**TASK SET**.
**1.** List every person named in the news article below about Shell ending its budget fuel.
**2.** Using the news article below about Shell ending its budget fuel, say whether each statement agrees with it: (a) Shell runs a network of 65 stations. (b) Shell's 92-octane sales rose to 10 per cent when pump prices peaked in mid-2008. (c) Leslie Ho drives a Mercedes. Answer yes or no for each and quote the words that decide it.

Saturday, May 16, 2009

Shell to shut tap on budget fuel

Shell to shut tap on budget fuel
Sun, May 17, 2009
The Straits Times

By Christopher Tan, Senior Correspondent

WEEKS after cutting back on the number of stations dispensing 92-octane petrol, Shell announced that it is turning off the supply of its budget grade fuel altogether.

Shell, Singapore's largest fuel retailer, said yesterday it decided to do so because of consistently low demand, claiming 92-octane sales made up only about 5 per cent of sales at its network of 65 stations.

It said even when pump prices hit record levels in mid-2008, its 92-octane sales inched up to only 6 per cent.

The decision has already riled some drivers.

Sales trainer William Lyou, 60, who uses 92-octane for his Mercedes 230E, said: "Simple. If they don't want my business, I'll just switch brands."

Retirees Leslie Ho and Chan Kum Yong echoed the sentiment.

Mr Ho, 66, who drives a Honda Civic, said: "Shell couldn't care less about people like us who are economy-minded. We'll just go to other stations."

**PROVIDED INFORMATION**.
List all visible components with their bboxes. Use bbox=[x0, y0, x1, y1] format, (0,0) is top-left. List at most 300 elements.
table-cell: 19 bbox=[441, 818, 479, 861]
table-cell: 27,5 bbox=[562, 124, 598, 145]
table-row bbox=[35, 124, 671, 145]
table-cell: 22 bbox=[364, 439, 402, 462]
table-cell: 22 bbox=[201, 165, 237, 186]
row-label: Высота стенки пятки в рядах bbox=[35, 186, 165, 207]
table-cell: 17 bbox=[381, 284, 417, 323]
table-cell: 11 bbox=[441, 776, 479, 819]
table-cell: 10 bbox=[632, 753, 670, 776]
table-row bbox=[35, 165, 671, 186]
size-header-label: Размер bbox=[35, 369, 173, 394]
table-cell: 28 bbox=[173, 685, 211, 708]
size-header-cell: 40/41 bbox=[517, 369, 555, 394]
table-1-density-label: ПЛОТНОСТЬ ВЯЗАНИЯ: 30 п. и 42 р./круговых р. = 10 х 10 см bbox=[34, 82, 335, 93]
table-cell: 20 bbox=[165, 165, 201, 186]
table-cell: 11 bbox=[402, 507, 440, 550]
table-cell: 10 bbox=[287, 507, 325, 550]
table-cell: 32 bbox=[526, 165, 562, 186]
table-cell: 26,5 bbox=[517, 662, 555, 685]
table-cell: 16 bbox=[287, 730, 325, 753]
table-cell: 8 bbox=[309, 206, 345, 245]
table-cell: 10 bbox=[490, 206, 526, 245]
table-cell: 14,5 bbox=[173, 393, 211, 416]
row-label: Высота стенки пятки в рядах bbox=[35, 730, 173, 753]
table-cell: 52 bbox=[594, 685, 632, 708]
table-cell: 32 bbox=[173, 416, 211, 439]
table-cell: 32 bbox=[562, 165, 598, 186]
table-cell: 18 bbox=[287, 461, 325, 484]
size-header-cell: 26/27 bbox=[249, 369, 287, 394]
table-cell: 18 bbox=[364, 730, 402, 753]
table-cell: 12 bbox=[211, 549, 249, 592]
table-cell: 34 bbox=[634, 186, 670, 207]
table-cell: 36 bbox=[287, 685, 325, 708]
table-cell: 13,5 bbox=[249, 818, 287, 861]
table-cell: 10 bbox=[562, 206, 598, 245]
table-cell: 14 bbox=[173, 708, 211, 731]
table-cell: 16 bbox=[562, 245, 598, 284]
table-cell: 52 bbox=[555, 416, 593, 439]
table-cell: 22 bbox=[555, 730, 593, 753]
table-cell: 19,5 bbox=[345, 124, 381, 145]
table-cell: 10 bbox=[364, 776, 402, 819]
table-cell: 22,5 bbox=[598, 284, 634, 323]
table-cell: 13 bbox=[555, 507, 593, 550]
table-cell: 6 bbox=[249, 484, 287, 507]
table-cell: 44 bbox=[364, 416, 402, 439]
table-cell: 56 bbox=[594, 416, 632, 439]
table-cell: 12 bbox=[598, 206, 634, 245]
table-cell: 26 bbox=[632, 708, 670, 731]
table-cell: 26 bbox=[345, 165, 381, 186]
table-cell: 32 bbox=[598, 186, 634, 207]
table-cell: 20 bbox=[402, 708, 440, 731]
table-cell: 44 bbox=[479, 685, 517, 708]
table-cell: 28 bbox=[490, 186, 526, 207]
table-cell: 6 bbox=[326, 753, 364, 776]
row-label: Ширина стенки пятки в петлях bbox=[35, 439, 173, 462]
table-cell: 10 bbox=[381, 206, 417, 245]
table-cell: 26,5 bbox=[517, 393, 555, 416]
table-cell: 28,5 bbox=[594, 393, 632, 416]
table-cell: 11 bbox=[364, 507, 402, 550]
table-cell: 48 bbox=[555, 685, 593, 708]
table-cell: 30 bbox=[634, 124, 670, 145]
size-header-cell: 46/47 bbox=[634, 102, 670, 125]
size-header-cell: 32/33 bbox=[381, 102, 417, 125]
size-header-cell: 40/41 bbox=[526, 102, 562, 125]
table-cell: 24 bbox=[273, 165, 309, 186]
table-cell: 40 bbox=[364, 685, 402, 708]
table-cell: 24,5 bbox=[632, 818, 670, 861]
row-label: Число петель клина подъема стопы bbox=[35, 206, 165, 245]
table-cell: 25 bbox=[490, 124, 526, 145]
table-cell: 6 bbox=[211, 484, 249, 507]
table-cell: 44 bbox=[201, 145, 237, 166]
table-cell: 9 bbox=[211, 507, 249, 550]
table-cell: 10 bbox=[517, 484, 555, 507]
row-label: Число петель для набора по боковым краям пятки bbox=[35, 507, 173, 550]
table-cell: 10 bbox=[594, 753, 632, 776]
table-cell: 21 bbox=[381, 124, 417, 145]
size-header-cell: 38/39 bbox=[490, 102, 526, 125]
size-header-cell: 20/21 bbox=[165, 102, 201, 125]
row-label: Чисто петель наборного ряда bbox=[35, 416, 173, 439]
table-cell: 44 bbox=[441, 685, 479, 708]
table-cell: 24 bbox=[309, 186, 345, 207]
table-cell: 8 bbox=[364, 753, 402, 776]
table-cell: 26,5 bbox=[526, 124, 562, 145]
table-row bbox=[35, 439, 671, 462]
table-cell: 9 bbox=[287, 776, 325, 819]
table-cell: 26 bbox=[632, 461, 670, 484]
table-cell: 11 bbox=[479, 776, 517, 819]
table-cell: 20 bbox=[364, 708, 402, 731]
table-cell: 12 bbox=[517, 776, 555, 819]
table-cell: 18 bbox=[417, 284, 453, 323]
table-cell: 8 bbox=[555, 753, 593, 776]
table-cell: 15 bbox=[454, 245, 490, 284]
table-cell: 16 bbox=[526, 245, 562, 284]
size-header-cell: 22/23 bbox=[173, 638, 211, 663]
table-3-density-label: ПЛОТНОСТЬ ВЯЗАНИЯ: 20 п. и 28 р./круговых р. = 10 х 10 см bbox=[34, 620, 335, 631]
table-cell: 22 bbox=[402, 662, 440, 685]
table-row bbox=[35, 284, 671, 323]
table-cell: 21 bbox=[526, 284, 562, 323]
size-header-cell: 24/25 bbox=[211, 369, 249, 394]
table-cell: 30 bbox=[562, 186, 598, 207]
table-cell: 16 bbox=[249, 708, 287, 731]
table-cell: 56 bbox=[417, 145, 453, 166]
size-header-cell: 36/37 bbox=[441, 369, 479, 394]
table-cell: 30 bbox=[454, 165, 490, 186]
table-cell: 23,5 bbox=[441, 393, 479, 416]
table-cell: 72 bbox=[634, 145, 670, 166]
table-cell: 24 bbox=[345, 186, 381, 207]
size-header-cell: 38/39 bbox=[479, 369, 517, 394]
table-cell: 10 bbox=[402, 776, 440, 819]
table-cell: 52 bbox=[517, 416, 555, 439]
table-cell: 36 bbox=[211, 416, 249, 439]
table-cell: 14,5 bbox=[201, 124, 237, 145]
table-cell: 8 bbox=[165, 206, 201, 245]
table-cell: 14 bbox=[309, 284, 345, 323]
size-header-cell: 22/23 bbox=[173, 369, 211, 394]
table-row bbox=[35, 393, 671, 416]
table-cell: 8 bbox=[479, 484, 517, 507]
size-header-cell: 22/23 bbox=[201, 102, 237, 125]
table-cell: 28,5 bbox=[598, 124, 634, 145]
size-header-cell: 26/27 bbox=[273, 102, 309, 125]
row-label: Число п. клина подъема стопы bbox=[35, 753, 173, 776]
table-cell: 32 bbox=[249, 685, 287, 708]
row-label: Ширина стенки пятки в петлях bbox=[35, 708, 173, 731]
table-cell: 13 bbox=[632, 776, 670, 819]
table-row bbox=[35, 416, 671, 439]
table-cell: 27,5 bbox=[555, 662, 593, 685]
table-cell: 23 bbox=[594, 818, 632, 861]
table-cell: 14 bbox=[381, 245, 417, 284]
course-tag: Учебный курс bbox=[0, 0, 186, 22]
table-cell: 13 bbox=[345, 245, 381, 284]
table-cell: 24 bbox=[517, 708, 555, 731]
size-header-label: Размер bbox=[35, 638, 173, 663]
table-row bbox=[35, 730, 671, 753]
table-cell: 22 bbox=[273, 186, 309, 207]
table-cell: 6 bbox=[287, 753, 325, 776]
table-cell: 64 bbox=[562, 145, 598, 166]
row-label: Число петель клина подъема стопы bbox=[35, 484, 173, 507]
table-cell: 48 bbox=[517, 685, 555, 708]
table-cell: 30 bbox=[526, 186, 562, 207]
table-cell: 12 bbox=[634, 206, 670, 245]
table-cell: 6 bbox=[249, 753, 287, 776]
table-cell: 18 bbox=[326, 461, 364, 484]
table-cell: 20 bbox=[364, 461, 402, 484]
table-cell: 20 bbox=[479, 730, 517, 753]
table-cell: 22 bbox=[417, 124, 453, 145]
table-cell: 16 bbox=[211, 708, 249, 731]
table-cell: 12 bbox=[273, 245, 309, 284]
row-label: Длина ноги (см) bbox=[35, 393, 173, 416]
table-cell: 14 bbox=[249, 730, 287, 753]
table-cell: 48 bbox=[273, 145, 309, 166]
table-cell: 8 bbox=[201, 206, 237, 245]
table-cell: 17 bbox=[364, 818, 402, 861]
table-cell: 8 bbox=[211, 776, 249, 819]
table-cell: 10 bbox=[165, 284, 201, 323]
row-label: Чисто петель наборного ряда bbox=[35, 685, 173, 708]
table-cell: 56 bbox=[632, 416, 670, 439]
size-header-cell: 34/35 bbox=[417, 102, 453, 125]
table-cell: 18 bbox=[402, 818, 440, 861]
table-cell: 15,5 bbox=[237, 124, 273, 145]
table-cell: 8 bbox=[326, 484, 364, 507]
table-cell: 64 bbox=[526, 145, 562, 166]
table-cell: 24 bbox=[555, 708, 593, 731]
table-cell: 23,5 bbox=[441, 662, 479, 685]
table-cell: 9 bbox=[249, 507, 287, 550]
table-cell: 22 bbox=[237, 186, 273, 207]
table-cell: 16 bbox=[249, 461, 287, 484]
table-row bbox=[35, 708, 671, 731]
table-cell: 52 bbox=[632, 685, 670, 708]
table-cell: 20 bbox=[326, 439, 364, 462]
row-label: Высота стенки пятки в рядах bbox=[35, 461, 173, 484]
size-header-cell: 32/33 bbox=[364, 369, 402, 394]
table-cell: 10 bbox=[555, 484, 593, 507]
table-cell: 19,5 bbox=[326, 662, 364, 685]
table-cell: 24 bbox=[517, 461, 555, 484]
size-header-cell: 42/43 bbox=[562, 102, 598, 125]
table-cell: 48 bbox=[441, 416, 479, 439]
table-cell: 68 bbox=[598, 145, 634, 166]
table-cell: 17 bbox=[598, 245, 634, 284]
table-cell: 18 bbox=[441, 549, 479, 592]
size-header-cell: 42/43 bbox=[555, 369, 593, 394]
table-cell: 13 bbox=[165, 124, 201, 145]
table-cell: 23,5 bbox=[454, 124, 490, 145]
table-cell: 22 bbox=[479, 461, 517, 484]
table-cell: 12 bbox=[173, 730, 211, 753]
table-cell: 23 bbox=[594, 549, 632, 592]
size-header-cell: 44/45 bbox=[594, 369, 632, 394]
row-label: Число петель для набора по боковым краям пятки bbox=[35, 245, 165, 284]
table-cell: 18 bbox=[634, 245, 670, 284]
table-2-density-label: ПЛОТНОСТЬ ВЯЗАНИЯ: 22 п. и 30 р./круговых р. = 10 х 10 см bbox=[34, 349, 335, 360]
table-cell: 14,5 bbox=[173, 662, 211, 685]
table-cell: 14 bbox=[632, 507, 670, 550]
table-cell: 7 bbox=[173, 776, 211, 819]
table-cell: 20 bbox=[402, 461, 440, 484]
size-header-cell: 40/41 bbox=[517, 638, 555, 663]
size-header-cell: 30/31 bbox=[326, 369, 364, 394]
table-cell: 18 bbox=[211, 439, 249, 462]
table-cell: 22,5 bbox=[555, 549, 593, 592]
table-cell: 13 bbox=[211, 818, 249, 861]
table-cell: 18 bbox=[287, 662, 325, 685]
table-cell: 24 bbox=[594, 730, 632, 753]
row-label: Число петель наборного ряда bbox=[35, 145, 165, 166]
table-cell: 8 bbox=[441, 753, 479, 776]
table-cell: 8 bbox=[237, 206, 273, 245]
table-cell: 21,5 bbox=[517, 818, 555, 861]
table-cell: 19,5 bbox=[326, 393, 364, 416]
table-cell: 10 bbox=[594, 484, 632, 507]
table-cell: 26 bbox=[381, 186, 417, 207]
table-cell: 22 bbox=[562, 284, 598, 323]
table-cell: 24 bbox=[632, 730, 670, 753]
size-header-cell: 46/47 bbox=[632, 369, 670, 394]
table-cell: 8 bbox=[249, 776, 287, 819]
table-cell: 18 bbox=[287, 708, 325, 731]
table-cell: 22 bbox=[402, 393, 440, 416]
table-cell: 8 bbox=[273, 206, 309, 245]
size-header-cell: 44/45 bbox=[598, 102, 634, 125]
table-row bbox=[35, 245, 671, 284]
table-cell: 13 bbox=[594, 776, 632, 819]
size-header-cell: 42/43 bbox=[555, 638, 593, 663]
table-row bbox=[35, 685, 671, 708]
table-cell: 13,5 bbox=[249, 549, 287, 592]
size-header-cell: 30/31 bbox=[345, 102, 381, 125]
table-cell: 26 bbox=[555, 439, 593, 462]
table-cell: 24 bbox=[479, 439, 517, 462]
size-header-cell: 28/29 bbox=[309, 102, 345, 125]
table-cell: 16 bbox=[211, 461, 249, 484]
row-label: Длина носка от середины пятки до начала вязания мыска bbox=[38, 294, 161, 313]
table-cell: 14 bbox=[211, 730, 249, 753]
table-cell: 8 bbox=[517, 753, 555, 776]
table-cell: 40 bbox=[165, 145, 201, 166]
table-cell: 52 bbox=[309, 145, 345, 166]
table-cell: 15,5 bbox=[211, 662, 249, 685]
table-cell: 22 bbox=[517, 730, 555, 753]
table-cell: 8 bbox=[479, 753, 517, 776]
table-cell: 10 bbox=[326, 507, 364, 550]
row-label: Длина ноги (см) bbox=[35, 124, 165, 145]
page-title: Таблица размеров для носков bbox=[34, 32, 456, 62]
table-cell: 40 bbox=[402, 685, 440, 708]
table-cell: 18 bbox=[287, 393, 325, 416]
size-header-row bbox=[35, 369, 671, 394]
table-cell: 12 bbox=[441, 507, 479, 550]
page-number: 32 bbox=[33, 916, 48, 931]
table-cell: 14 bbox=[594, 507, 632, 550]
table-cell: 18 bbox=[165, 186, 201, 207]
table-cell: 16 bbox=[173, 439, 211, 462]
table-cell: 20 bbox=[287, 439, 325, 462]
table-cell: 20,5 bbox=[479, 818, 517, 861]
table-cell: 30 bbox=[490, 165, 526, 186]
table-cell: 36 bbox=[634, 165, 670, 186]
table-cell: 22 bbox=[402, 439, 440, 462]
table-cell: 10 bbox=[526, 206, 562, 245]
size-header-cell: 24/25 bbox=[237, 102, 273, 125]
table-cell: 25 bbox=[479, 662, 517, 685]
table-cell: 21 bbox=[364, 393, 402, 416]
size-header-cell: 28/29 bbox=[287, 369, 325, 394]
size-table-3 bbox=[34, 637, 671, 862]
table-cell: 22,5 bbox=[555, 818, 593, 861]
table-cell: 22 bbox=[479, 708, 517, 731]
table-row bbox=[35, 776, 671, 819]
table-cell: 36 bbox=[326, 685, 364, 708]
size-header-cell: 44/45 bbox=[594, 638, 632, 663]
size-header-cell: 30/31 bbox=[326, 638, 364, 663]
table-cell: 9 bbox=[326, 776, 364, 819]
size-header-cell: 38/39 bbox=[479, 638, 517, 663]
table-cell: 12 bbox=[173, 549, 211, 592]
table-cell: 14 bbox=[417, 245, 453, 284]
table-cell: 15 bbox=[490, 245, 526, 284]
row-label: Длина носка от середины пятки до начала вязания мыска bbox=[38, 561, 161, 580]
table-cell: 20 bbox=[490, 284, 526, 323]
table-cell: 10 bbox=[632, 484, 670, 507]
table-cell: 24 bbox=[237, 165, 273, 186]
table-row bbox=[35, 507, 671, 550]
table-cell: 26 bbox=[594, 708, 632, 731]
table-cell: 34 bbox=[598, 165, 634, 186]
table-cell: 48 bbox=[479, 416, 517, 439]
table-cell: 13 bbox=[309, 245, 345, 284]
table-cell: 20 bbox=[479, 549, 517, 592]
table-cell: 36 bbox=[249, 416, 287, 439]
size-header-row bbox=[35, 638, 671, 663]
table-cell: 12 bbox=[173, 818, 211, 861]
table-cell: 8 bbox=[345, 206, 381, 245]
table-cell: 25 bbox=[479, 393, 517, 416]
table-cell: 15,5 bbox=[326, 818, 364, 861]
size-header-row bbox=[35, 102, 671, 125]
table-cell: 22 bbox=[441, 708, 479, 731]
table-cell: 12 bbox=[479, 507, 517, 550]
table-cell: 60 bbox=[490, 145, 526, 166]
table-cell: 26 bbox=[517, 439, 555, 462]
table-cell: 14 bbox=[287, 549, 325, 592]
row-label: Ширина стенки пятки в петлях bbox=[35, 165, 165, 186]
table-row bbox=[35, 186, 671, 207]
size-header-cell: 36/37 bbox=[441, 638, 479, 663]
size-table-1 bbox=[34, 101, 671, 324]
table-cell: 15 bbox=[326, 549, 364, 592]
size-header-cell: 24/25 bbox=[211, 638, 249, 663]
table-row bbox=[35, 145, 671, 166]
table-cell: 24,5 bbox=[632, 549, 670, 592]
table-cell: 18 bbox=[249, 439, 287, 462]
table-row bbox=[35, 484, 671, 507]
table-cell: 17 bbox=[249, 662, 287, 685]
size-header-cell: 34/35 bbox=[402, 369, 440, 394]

**WRITTEN ANSWERS**.
**1.** Christopher Tan, William Lyou, Leslie Ho, Chan Kum Yong

**2.**
(a) Yes: "its network of 65 stations"
(b) No: "its 92-octane sales inched up to only 6 per cent"
(c) No: "Mr Ho, 66, who drives a Honda Civic"